## The problem
Copy out the data below as written; omit any images.
[Excerpted data start]
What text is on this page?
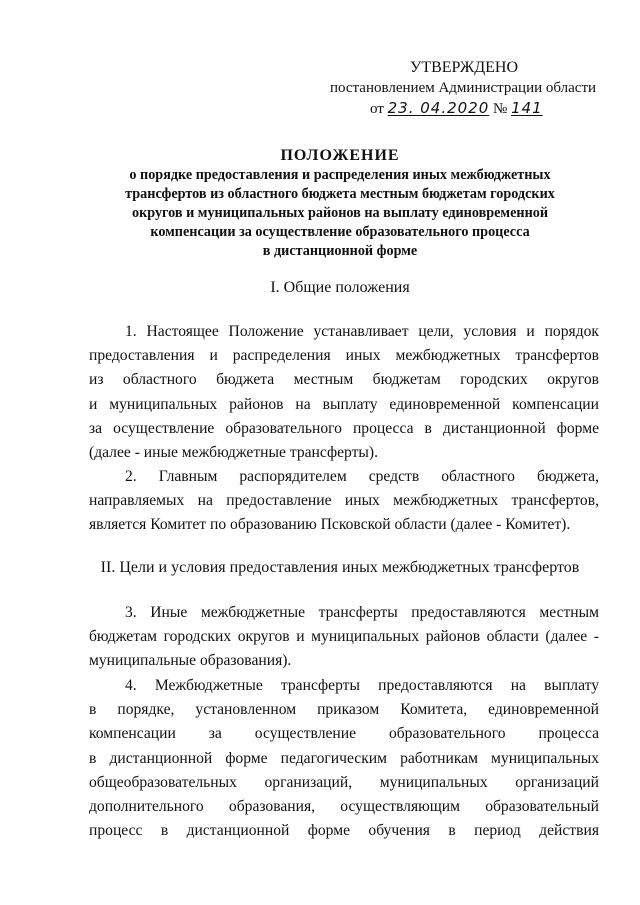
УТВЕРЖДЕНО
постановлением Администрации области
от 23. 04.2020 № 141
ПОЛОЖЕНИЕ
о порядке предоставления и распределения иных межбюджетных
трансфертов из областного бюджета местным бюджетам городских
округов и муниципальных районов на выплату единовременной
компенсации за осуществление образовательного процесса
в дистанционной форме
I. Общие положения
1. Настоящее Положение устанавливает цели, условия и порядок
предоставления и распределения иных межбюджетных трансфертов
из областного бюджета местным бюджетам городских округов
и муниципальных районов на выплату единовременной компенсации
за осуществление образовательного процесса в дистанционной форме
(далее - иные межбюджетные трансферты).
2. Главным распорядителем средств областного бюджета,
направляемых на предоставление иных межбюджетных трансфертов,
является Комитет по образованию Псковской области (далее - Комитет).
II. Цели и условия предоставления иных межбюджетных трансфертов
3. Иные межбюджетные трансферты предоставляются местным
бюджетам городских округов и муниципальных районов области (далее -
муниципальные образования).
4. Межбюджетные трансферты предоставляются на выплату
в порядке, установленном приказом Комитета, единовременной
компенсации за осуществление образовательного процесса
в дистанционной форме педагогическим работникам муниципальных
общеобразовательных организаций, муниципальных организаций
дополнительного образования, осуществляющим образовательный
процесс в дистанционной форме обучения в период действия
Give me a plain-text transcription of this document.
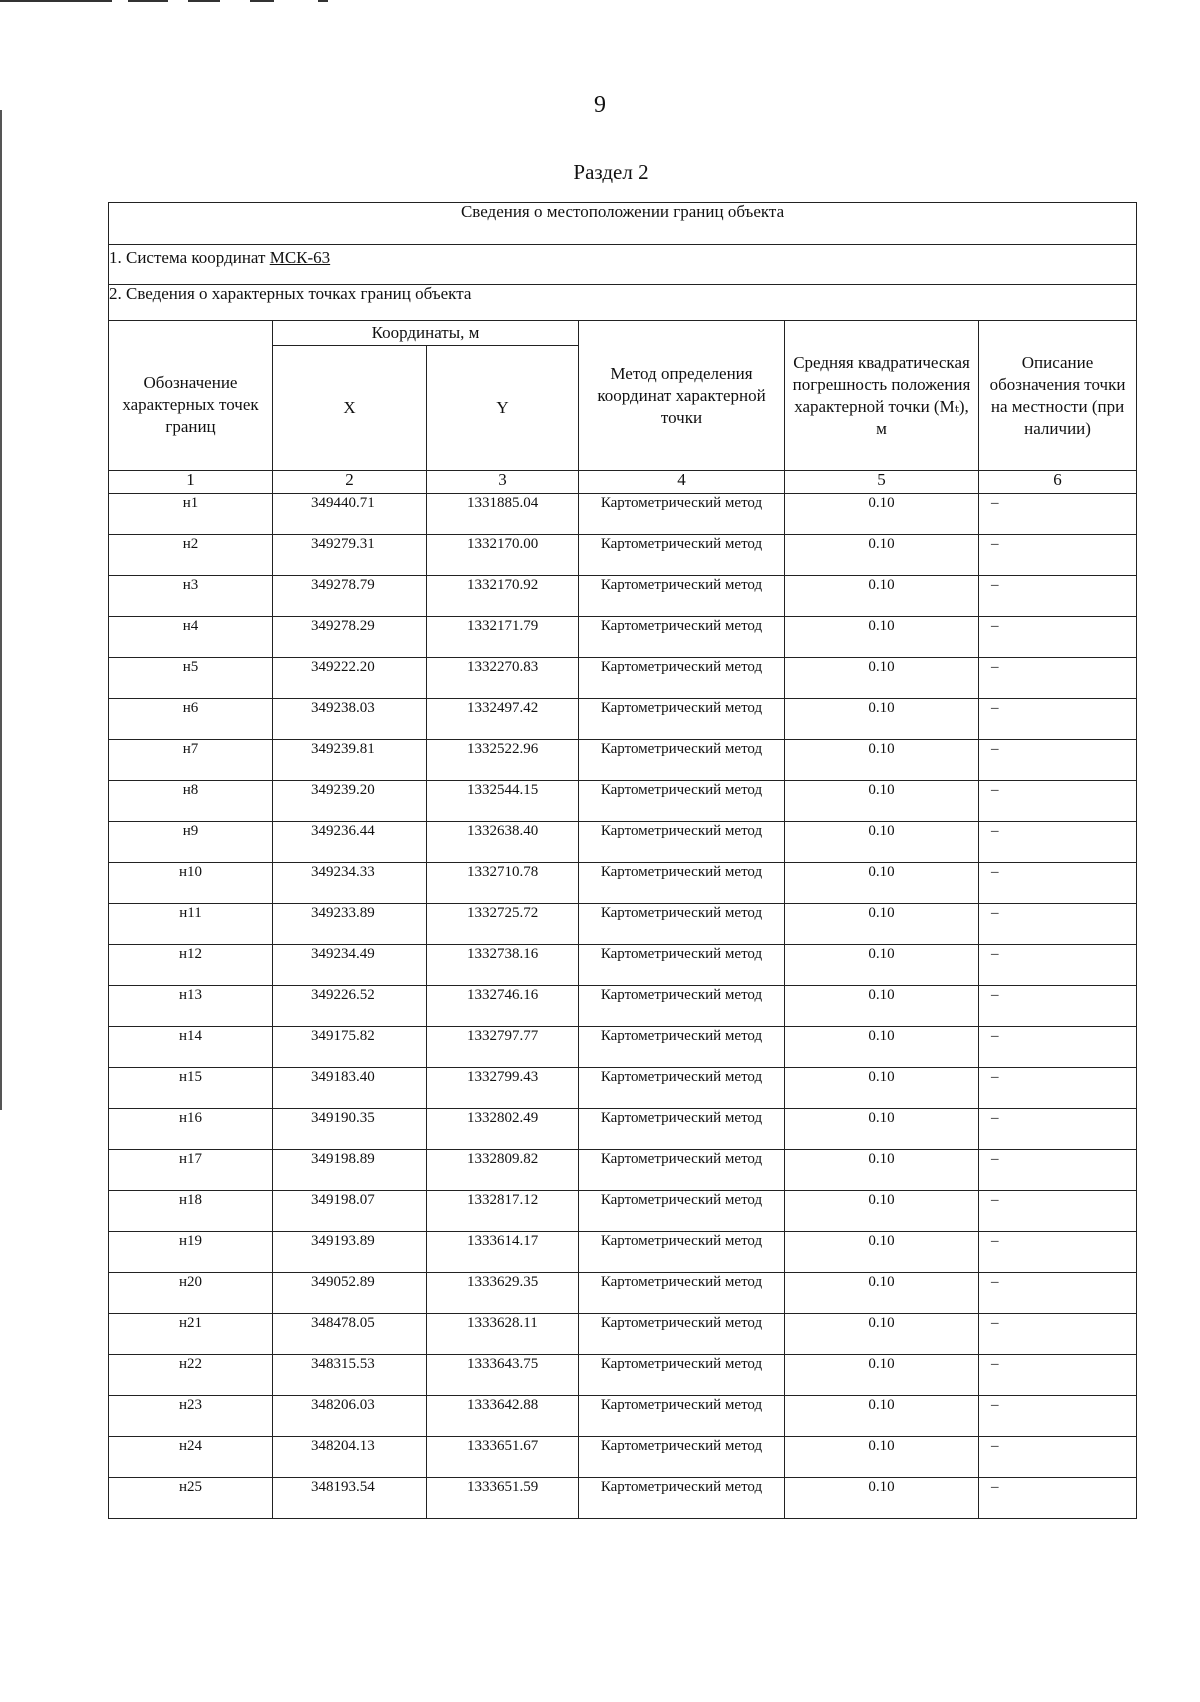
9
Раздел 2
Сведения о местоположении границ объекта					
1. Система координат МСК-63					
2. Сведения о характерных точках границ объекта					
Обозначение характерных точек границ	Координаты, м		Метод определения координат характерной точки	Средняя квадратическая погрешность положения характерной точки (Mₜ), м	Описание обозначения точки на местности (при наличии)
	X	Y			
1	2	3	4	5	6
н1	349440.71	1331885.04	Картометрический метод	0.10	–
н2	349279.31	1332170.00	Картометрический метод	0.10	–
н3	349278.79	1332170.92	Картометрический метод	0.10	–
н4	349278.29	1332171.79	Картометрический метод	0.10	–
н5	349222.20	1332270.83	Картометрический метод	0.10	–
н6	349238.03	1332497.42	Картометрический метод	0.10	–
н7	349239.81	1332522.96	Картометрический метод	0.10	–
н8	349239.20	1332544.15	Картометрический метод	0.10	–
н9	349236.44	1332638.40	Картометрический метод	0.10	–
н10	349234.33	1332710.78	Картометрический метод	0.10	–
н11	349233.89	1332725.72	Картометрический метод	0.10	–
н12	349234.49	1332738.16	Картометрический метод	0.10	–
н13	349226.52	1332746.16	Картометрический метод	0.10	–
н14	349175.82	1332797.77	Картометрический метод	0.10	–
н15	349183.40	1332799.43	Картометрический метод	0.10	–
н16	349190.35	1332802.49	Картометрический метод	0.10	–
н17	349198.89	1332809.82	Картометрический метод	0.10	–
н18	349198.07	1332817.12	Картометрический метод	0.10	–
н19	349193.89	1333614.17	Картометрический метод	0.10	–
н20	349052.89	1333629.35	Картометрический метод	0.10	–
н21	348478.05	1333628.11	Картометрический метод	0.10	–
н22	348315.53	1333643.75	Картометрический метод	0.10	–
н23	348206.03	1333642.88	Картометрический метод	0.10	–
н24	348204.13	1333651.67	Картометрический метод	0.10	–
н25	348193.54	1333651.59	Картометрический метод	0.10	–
[Excerpted data end]
## Completed task
What text is on this page?
УТВЕРЖДЕНО
постановлением Администрации области
от 23. 04.2020 № 141
ПОЛОЖЕНИЕ
о порядке предоставления и распределения иных межбюджетных
трансфертов из областного бюджета местным бюджетам городских
округов и муниципальных районов на выплату единовременной
компенсации за осуществление образовательного процесса
в дистанционной форме
I. Общие положения
1. Настоящее Положение устанавливает цели, условия и порядок
предоставления и распределения иных межбюджетных трансфертов
из областного бюджета местным бюджетам городских округов
и муниципальных районов на выплату единовременной компенсации
за осуществление образовательного процесса в дистанционной форме
(далее - иные межбюджетные трансферты).
2. Главным распорядителем средств областного бюджета,
направляемых на предоставление иных межбюджетных трансфертов,
является Комитет по образованию Псковской области (далее - Комитет).
II. Цели и условия предоставления иных межбюджетных трансфертов
3. Иные межбюджетные трансферты предоставляются местным
бюджетам городских округов и муниципальных районов области (далее -
муниципальные образования).
4. Межбюджетные трансферты предоставляются на выплату
в порядке, установленном приказом Комитета, единовременной
компенсации за осуществление образовательного процесса
в дистанционной форме педагогическим работникам муниципальных
общеобразовательных организаций, муниципальных организаций
дополнительного образования, осуществляющим образовательный
процесс в дистанционной форме обучения в период действия
Give me a plain-text transcription of this document.
9
Раздел 2
Сведения о местоположении границ объекта					
1. Система координат МСК-63					
2. Сведения о характерных точках границ объекта					
Обозначение характерных точек границ	Координаты, м		Метод определения координат характерной точки	Средняя квадратическая погрешность положения характерной точки (Mₜ), м	Описание обозначения точки на местности (при наличии)
	X	Y			
1	2	3	4	5	6
н1	349440.71	1331885.04	Картометрический метод	0.10	–
н2	349279.31	1332170.00	Картометрический метод	0.10	–
н3	349278.79	1332170.92	Картометрический метод	0.10	–
н4	349278.29	1332171.79	Картометрический метод	0.10	–
н5	349222.20	1332270.83	Картометрический метод	0.10	–
н6	349238.03	1332497.42	Картометрический метод	0.10	–
н7	349239.81	1332522.96	Картометрический метод	0.10	–
н8	349239.20	1332544.15	Картометрический метод	0.10	–
н9	349236.44	1332638.40	Картометрический метод	0.10	–
н10	349234.33	1332710.78	Картометрический метод	0.10	–
н11	349233.89	1332725.72	Картометрический метод	0.10	–
н12	349234.49	1332738.16	Картометрический метод	0.10	–
н13	349226.52	1332746.16	Картометрический метод	0.10	–
н14	349175.82	1332797.77	Картометрический метод	0.10	–
н15	349183.40	1332799.43	Картометрический метод	0.10	–
н16	349190.35	1332802.49	Картометрический метод	0.10	–
н17	349198.89	1332809.82	Картометрический метод	0.10	–
н18	349198.07	1332817.12	Картометрический метод	0.10	–
н19	349193.89	1333614.17	Картометрический метод	0.10	–
н20	349052.89	1333629.35	Картометрический метод	0.10	–
н21	348478.05	1333628.11	Картометрический метод	0.10	–
н22	348315.53	1333643.75	Картометрический метод	0.10	–
н23	348206.03	1333642.88	Картометрический метод	0.10	–
н24	348204.13	1333651.67	Картометрический метод	0.10	–
н25	348193.54	1333651.59	Картометрический метод	0.10	–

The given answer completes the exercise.